**Entries supplied**
==========
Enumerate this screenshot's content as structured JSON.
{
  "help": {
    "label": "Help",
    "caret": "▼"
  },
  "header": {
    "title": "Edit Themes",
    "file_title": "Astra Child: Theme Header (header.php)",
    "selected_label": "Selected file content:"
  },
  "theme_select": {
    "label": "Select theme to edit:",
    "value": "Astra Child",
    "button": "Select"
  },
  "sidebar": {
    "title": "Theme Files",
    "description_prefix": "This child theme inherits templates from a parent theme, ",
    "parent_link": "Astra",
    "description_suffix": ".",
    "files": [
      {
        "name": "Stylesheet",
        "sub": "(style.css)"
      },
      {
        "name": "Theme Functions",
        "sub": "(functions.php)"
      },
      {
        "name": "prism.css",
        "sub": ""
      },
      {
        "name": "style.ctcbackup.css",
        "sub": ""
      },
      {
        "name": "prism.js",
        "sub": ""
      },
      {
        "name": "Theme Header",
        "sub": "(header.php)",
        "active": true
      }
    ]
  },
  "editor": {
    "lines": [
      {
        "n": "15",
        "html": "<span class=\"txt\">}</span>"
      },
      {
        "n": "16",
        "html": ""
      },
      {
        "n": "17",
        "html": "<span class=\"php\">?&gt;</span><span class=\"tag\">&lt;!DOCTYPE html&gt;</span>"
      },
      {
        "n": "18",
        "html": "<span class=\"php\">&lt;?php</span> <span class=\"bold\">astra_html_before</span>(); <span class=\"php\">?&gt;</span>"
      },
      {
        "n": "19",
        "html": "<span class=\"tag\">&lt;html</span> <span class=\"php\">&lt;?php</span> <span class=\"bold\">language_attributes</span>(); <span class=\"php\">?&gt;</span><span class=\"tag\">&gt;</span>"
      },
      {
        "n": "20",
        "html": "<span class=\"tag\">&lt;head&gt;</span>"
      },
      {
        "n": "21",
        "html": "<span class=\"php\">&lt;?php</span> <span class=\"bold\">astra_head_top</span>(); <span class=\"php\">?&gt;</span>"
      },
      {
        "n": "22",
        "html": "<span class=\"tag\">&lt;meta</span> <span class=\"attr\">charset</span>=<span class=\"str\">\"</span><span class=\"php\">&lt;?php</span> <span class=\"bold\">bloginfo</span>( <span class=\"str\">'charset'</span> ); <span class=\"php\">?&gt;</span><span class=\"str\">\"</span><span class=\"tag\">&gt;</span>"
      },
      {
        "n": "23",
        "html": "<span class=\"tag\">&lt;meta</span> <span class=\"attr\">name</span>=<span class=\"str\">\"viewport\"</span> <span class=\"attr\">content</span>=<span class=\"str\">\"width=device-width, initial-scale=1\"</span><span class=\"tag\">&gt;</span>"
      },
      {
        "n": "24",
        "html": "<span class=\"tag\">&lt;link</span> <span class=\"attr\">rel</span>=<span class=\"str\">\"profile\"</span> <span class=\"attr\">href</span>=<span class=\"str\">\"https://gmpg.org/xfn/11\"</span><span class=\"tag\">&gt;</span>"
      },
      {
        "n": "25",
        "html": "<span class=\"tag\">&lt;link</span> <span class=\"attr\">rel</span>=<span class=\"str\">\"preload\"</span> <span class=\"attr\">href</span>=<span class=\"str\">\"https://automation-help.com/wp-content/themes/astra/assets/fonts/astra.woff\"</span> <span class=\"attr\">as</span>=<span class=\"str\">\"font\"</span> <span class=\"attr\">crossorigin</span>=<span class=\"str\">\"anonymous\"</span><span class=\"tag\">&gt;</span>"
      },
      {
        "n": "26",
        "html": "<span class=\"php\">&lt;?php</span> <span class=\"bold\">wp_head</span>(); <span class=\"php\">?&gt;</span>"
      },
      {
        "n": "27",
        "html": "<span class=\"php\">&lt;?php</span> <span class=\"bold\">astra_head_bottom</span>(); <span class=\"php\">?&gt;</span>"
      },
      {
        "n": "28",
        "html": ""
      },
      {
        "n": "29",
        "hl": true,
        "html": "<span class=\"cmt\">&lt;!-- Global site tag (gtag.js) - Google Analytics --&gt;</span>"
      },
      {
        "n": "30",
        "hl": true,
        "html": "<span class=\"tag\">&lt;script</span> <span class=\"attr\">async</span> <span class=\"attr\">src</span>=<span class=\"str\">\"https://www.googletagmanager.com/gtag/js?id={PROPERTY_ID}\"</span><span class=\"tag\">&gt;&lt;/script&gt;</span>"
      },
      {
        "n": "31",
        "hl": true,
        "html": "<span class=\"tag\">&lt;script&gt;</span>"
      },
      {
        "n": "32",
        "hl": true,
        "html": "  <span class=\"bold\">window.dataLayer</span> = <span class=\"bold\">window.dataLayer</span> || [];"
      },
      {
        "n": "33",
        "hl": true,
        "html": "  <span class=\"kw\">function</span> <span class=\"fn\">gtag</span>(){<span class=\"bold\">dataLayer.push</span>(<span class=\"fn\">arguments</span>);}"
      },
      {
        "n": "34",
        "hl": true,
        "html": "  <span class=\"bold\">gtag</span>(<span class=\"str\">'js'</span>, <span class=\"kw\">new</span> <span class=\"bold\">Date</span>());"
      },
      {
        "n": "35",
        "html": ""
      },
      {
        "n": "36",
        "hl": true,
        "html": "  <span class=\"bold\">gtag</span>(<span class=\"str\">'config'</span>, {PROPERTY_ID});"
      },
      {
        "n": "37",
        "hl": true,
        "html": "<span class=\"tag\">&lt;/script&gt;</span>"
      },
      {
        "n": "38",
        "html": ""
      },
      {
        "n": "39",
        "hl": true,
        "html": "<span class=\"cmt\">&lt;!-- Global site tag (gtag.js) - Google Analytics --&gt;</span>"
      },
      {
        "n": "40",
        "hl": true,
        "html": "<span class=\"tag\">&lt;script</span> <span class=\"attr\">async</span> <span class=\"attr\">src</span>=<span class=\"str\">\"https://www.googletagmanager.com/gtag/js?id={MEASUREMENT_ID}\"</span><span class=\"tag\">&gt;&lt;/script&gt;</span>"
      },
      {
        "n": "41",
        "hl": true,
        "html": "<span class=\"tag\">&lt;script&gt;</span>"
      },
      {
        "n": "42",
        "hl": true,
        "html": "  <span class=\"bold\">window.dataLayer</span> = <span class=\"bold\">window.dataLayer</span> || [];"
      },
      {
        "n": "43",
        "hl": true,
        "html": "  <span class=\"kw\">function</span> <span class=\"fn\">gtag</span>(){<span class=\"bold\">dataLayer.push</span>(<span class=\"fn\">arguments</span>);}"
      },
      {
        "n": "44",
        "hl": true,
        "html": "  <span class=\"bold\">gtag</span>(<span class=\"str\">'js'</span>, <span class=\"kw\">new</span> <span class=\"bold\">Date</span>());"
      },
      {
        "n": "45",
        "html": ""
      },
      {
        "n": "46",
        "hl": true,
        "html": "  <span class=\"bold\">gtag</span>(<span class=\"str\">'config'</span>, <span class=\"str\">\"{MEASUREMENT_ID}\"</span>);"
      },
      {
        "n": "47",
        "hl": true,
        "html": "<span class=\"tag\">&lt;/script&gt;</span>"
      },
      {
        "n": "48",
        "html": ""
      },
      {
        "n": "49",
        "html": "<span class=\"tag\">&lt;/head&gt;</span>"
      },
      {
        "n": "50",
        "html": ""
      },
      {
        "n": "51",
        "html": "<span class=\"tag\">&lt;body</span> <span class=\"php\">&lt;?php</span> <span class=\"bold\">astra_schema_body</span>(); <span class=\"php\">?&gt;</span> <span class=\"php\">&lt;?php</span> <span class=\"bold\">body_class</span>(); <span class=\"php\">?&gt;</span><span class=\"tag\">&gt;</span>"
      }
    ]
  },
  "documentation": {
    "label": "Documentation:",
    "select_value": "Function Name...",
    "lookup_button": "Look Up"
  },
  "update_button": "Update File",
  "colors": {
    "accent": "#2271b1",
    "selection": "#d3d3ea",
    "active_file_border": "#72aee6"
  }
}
==========
**The problem**
From the records given above, copy all lines containing "content".

**Complete answer**
Enumerate this screenshot's content as structured JSON.
    "selected_label": "Selected file content:"
        "html": "<span class=\"tag\">&lt;meta</span> <span class=\"attr\">name</span>=<span class=\"str\">\"viewport\"</span> <span class=\"attr\">content</span>=<span class=\"str\">\"width=device-width, initial-scale=1\"</span><span class=\"tag\">&gt;</span>"
        "html": "<span class=\"tag\">&lt;link</span> <span class=\"attr\">rel</span>=<span class=\"str\">\"preload\"</span> <span class=\"attr\">href</span>=<span class=\"str\">\"https://automation-help.com/wp-content/themes/astra/assets/fonts/astra.woff\"</span> <span class=\"attr\">as</span>=<span class=\"str\">\"font\"</span> <span class=\"attr\">crossorigin</span>=<span class=\"str\">\"anonymous\"</span><span class=\"tag\">&gt;</span>"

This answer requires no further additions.